## [PROMPT]
Give back the full material, exactly as it reads.

## [EXERCISE INPUTS]

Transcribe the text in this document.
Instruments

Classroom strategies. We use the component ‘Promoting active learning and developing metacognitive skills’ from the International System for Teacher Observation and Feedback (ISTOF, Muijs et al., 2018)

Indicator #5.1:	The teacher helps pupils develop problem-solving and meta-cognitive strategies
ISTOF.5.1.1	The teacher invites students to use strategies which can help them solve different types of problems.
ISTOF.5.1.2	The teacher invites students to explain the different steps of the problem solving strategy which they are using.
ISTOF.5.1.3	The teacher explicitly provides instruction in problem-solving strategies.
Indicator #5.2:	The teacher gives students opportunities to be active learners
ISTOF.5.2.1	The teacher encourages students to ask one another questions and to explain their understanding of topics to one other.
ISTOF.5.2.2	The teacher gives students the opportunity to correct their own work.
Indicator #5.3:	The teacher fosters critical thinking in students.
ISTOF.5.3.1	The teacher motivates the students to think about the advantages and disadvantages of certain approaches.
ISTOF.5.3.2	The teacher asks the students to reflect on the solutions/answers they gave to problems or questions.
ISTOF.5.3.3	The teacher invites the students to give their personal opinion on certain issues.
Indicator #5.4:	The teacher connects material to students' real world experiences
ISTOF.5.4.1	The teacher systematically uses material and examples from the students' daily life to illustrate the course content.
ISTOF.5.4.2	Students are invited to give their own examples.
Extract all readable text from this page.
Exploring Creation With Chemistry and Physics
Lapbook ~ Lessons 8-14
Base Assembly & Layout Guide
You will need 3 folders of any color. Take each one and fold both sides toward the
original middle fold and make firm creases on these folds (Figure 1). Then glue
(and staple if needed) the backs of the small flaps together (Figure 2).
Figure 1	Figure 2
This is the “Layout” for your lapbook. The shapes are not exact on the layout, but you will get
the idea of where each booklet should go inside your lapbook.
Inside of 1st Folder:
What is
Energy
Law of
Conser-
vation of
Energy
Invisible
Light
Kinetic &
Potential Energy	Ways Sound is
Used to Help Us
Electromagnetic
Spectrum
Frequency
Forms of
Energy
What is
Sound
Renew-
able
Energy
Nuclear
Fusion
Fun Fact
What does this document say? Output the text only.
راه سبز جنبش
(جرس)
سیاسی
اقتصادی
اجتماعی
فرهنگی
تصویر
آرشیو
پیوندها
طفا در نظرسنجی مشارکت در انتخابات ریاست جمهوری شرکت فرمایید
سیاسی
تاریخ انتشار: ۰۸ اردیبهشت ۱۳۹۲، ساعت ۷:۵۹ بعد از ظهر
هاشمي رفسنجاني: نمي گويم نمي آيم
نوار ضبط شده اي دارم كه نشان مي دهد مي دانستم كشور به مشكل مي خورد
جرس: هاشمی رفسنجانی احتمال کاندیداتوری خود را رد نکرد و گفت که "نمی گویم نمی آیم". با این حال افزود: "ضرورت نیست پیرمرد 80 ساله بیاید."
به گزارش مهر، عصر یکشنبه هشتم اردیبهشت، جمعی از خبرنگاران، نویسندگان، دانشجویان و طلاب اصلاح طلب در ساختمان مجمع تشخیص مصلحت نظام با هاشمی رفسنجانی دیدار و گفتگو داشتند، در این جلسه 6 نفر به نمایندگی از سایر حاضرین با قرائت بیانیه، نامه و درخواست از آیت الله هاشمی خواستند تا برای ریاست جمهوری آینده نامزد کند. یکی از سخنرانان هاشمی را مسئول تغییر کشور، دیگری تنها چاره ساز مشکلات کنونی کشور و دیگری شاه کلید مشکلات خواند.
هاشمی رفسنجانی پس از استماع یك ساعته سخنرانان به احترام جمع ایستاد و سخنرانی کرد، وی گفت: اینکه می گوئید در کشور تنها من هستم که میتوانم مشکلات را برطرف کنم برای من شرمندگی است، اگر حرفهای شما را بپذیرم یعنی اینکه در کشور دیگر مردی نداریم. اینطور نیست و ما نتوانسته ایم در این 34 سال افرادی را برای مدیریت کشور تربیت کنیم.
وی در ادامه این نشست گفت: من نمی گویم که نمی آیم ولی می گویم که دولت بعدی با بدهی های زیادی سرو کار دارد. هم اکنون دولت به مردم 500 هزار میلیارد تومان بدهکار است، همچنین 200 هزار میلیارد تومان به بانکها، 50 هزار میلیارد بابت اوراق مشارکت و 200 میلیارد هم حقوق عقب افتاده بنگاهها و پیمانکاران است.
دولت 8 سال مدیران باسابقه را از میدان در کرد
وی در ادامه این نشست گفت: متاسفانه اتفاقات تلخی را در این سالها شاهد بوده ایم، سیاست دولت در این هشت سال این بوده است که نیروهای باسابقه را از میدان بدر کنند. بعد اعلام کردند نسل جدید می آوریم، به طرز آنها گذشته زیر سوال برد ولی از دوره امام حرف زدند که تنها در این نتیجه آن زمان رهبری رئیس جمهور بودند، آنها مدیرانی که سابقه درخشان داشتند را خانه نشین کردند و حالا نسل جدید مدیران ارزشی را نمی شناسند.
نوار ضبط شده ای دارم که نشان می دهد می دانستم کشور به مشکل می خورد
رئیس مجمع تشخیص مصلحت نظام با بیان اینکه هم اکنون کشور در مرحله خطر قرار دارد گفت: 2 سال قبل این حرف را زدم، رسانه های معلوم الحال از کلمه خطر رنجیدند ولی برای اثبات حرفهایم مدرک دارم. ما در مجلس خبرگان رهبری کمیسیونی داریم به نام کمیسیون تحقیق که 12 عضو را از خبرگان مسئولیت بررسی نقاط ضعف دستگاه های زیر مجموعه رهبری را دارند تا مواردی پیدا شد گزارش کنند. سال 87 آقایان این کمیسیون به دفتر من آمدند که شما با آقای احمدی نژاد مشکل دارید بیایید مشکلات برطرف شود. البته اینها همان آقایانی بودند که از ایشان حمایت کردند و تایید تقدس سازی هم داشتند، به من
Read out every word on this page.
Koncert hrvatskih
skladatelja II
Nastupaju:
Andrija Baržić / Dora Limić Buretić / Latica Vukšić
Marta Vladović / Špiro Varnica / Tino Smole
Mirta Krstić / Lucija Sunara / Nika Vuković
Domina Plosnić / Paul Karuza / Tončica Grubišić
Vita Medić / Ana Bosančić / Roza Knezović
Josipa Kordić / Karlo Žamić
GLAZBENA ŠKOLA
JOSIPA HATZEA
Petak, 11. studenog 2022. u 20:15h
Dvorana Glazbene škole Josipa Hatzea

## [EXPECTED ANSWER]
Transcribe the text in this document.
Instruments

Classroom strategies. We use the component ‘Promoting active learning and developing metacognitive skills’ from the International System for Teacher Observation and Feedback (ISTOF, Muijs et al., 2018)

Indicator #5.1:	The teacher helps pupils develop problem-solving and meta-cognitive strategies
ISTOF.5.1.1	The teacher invites students to use strategies which can help them solve different types of problems.
ISTOF.5.1.2	The teacher invites students to explain the different steps of the problem solving strategy which they are using.
ISTOF.5.1.3	The teacher explicitly provides instruction in problem-solving strategies.
Indicator #5.2:	The teacher gives students opportunities to be active learners
ISTOF.5.2.1	The teacher encourages students to ask one another questions and to explain their understanding of topics to one other.
ISTOF.5.2.2	The teacher gives students the opportunity to correct their own work.
Indicator #5.3:	The teacher fosters critical thinking in students.
ISTOF.5.3.1	The teacher motivates the students to think about the advantages and disadvantages of certain approaches.
ISTOF.5.3.2	The teacher asks the students to reflect on the solutions/answers they gave to problems or questions.
ISTOF.5.3.3	The teacher invites the students to give their personal opinion on certain issues.
Indicator #5.4:	The teacher connects material to students' real world experiences
ISTOF.5.4.1	The teacher systematically uses material and examples from the students' daily life to illustrate the course content.
ISTOF.5.4.2	Students are invited to give their own examples.
Extract all readable text from this page.
Exploring Creation With Chemistry and Physics
Lapbook ~ Lessons 8-14
Base Assembly & Layout Guide
You will need 3 folders of any color. Take each one and fold both sides toward the
original middle fold and make firm creases on these folds (Figure 1). Then glue
(and staple if needed) the backs of the small flaps together (Figure 2).
Figure 1	Figure 2
This is the “Layout” for your lapbook. The shapes are not exact on the layout, but you will get
the idea of where each booklet should go inside your lapbook.
Inside of 1st Folder:
What is
Energy
Law of
Conser-
vation of
Energy
Invisible
Light
Kinetic &
Potential Energy	Ways Sound is
Used to Help Us
Electromagnetic
Spectrum
Frequency
Forms of
Energy
What is
Sound
Renew-
able
Energy
Nuclear
Fusion
Fun Fact
What does this document say? Output the text only.
راه سبز جنبش
(جرس)
سیاسی
اقتصادی
اجتماعی
فرهنگی
تصویر
آرشیو
پیوندها
طفا در نظرسنجی مشارکت در انتخابات ریاست جمهوری شرکت فرمایید
سیاسی
تاریخ انتشار: ۰۸ اردیبهشت ۱۳۹۲، ساعت ۷:۵۹ بعد از ظهر
هاشمي رفسنجاني: نمي گويم نمي آيم
نوار ضبط شده اي دارم كه نشان مي دهد مي دانستم كشور به مشكل مي خورد
جرس: هاشمی رفسنجانی احتمال کاندیداتوری خود را رد نکرد و گفت که "نمی گویم نمی آیم". با این حال افزود: "ضرورت نیست پیرمرد 80 ساله بیاید."
به گزارش مهر، عصر یکشنبه هشتم اردیبهشت، جمعی از خبرنگاران، نویسندگان، دانشجویان و طلاب اصلاح طلب در ساختمان مجمع تشخیص مصلحت نظام با هاشمی رفسنجانی دیدار و گفتگو داشتند، در این جلسه 6 نفر به نمایندگی از سایر حاضرین با قرائت بیانیه، نامه و درخواست از آیت الله هاشمی خواستند تا برای ریاست جمهوری آینده نامزد کند. یکی از سخنرانان هاشمی را مسئول تغییر کشور، دیگری تنها چاره ساز مشکلات کنونی کشور و دیگری شاه کلید مشکلات خواند.
هاشمی رفسنجانی پس از استماع یك ساعته سخنرانان به احترام جمع ایستاد و سخنرانی کرد، وی گفت: اینکه می گوئید در کشور تنها من هستم که میتوانم مشکلات را برطرف کنم برای من شرمندگی است، اگر حرفهای شما را بپذیرم یعنی اینکه در کشور دیگر مردی نداریم. اینطور نیست و ما نتوانسته ایم در این 34 سال افرادی را برای مدیریت کشور تربیت کنیم.
وی در ادامه این نشست گفت: من نمی گویم که نمی آیم ولی می گویم که دولت بعدی با بدهی های زیادی سرو کار دارد. هم اکنون دولت به مردم 500 هزار میلیارد تومان بدهکار است، همچنین 200 هزار میلیارد تومان به بانکها، 50 هزار میلیارد بابت اوراق مشارکت و 200 میلیارد هم حقوق عقب افتاده بنگاهها و پیمانکاران است.
دولت 8 سال مدیران باسابقه را از میدان در کرد
وی در ادامه این نشست گفت: متاسفانه اتفاقات تلخی را در این سالها شاهد بوده ایم، سیاست دولت در این هشت سال این بوده است که نیروهای باسابقه را از میدان بدر کنند. بعد اعلام کردند نسل جدید می آوریم، به طرز آنها گذشته زیر سوال برد ولی از دوره امام حرف زدند که تنها در این نتیجه آن زمان رهبری رئیس جمهور بودند، آنها مدیرانی که سابقه درخشان داشتند را خانه نشین کردند و حالا نسل جدید مدیران ارزشی را نمی شناسند.
نوار ضبط شده ای دارم که نشان می دهد می دانستم کشور به مشکل می خورد
رئیس مجمع تشخیص مصلحت نظام با بیان اینکه هم اکنون کشور در مرحله خطر قرار دارد گفت: 2 سال قبل این حرف را زدم، رسانه های معلوم الحال از کلمه خطر رنجیدند ولی برای اثبات حرفهایم مدرک دارم. ما در مجلس خبرگان رهبری کمیسیونی داریم به نام کمیسیون تحقیق که 12 عضو را از خبرگان مسئولیت بررسی نقاط ضعف دستگاه های زیر مجموعه رهبری را دارند تا مواردی پیدا شد گزارش کنند. سال 87 آقایان این کمیسیون به دفتر من آمدند که شما با آقای احمدی نژاد مشکل دارید بیایید مشکلات برطرف شود. البته اینها همان آقایانی بودند که از ایشان حمایت کردند و تایید تقدس سازی هم داشتند، به من
Read out every word on this page.
Koncert hrvatskih
skladatelja II
Nastupaju:
Andrija Baržić / Dora Limić Buretić / Latica Vukšić
Marta Vladović / Špiro Varnica / Tino Smole
Mirta Krstić / Lucija Sunara / Nika Vuković
Domina Plosnić / Paul Karuza / Tončica Grubišić
Vita Medić / Ana Bosančić / Roza Knezović
Josipa Kordić / Karlo Žamić
GLAZBENA ŠKOLA
JOSIPA HATZEA
Petak, 11. studenog 2022. u 20:15h
Dvorana Glazbene škole Josipa Hatzea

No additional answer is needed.